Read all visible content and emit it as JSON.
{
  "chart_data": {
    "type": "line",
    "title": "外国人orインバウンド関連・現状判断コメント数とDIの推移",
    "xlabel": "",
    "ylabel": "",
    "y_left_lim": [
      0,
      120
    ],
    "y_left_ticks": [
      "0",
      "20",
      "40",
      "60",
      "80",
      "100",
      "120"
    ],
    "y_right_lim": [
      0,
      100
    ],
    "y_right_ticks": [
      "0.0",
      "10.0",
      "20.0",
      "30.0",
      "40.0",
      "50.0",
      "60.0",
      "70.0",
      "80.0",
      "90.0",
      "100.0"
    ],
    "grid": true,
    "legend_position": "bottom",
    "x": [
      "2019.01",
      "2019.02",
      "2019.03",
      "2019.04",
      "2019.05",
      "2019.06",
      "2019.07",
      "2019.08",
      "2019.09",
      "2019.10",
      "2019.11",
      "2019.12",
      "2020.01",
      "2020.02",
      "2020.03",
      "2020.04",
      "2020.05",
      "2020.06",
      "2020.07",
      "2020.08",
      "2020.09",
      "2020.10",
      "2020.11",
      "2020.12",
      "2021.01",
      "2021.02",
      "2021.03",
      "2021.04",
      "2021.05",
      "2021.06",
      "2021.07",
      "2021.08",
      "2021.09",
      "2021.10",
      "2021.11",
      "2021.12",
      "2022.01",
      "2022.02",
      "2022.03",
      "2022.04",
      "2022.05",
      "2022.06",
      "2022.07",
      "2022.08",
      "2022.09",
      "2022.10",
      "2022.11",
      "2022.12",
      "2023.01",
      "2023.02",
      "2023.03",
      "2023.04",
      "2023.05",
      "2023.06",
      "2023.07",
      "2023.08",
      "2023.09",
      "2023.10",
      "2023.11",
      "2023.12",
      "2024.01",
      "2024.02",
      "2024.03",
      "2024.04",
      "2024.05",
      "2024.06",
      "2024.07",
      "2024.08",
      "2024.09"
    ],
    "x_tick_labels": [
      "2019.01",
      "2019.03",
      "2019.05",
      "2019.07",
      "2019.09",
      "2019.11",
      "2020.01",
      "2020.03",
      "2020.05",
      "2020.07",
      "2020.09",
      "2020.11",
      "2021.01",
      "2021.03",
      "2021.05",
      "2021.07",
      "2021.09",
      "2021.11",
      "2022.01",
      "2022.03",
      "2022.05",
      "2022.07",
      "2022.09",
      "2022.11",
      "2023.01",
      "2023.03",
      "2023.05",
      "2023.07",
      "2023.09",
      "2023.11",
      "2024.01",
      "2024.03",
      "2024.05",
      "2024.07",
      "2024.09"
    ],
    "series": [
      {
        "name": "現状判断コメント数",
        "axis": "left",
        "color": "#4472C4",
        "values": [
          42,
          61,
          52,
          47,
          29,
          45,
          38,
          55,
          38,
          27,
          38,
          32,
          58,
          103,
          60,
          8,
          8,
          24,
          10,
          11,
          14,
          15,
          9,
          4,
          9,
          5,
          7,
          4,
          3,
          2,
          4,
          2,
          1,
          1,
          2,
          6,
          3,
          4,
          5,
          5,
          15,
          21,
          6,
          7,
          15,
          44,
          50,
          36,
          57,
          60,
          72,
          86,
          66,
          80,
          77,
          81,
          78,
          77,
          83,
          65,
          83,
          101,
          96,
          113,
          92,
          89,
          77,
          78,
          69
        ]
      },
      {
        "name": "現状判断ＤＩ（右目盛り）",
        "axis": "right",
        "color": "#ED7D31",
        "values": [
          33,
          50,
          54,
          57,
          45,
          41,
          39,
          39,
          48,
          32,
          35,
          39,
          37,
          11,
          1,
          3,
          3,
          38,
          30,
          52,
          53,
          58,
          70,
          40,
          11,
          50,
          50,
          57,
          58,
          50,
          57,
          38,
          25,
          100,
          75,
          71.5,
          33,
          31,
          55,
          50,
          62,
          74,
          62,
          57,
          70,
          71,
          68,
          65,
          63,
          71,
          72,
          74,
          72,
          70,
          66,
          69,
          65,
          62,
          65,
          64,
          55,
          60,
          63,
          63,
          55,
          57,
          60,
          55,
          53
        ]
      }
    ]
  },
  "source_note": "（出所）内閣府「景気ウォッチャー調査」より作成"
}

========================================

Copy down the whole of the data above, matching it exactly.

Read all visible content and emit it as JSON.
{
  "chart_data": {
    "type": "line",
    "title": "外国人orインバウンド関連・現状判断コメント数とDIの推移",
    "xlabel": "",
    "ylabel": "",
    "y_left_lim": [
      0,
      120
    ],
    "y_left_ticks": [
      "0",
      "20",
      "40",
      "60",
      "80",
      "100",
      "120"
    ],
    "y_right_lim": [
      0,
      100
    ],
    "y_right_ticks": [
      "0.0",
      "10.0",
      "20.0",
      "30.0",
      "40.0",
      "50.0",
      "60.0",
      "70.0",
      "80.0",
      "90.0",
      "100.0"
    ],
    "grid": true,
    "legend_position": "bottom",
    "x": [
      "2019.01",
      "2019.02",
      "2019.03",
      "2019.04",
      "2019.05",
      "2019.06",
      "2019.07",
      "2019.08",
      "2019.09",
      "2019.10",
      "2019.11",
      "2019.12",
      "2020.01",
      "2020.02",
      "2020.03",
      "2020.04",
      "2020.05",
      "2020.06",
      "2020.07",
      "2020.08",
      "2020.09",
      "2020.10",
      "2020.11",
      "2020.12",
      "2021.01",
      "2021.02",
      "2021.03",
      "2021.04",
      "2021.05",
      "2021.06",
      "2021.07",
      "2021.08",
      "2021.09",
      "2021.10",
      "2021.11",
      "2021.12",
      "2022.01",
      "2022.02",
      "2022.03",
      "2022.04",
      "2022.05",
      "2022.06",
      "2022.07",
      "2022.08",
      "2022.09",
      "2022.10",
      "2022.11",
      "2022.12",
      "2023.01",
      "2023.02",
      "2023.03",
      "2023.04",
      "2023.05",
      "2023.06",
      "2023.07",
      "2023.08",
      "2023.09",
      "2023.10",
      "2023.11",
      "2023.12",
      "2024.01",
      "2024.02",
      "2024.03",
      "2024.04",
      "2024.05",
      "2024.06",
      "2024.07",
      "2024.08",
      "2024.09"
    ],
    "x_tick_labels": [
      "2019.01",
      "2019.03",
      "2019.05",
      "2019.07",
      "2019.09",
      "2019.11",
      "2020.01",
      "2020.03",
      "2020.05",
      "2020.07",
      "2020.09",
      "2020.11",
      "2021.01",
      "2021.03",
      "2021.05",
      "2021.07",
      "2021.09",
      "2021.11",
      "2022.01",
      "2022.03",
      "2022.05",
      "2022.07",
      "2022.09",
      "2022.11",
      "2023.01",
      "2023.03",
      "2023.05",
      "2023.07",
      "2023.09",
      "2023.11",
      "2024.01",
      "2024.03",
      "2024.05",
      "2024.07",
      "2024.09"
    ],
    "series": [
      {
        "name": "現状判断コメント数",
        "axis": "left",
        "color": "#4472C4",
        "values": [
          42,
          61,
          52,
          47,
          29,
          45,
          38,
          55,
          38,
          27,
          38,
          32,
          58,
          103,
          60,
          8,
          8,
          24,
          10,
          11,
          14,
          15,
          9,
          4,
          9,
          5,
          7,
          4,
          3,
          2,
          4,
          2,
          1,
          1,
          2,
          6,
          3,
          4,
          5,
          5,
          15,
          21,
          6,
          7,
          15,
          44,
          50,
          36,
          57,
          60,
          72,
          86,
          66,
          80,
          77,
          81,
          78,
          77,
          83,
          65,
          83,
          101,
          96,
          113,
          92,
          89,
          77,
          78,
          69
        ]
      },
      {
        "name": "現状判断ＤＩ（右目盛り）",
        "axis": "right",
        "color": "#ED7D31",
        "values": [
          33,
          50,
          54,
          57,
          45,
          41,
          39,
          39,
          48,
          32,
          35,
          39,
          37,
          11,
          1,
          3,
          3,
          38,
          30,
          52,
          53,
          58,
          70,
          40,
          11,
          50,
          50,
          57,
          58,
          50,
          57,
          38,
          25,
          100,
          75,
          71.5,
          33,
          31,
          55,
          50,
          62,
          74,
          62,
          57,
          70,
          71,
          68,
          65,
          63,
          71,
          72,
          74,
          72,
          70,
          66,
          69,
          65,
          62,
          65,
          64,
          55,
          60,
          63,
          63,
          55,
          57,
          60,
          55,
          53
        ]
      }
    ]
  },
  "source_note": "（出所）内閣府「景気ウォッチャー調査」より作成"
}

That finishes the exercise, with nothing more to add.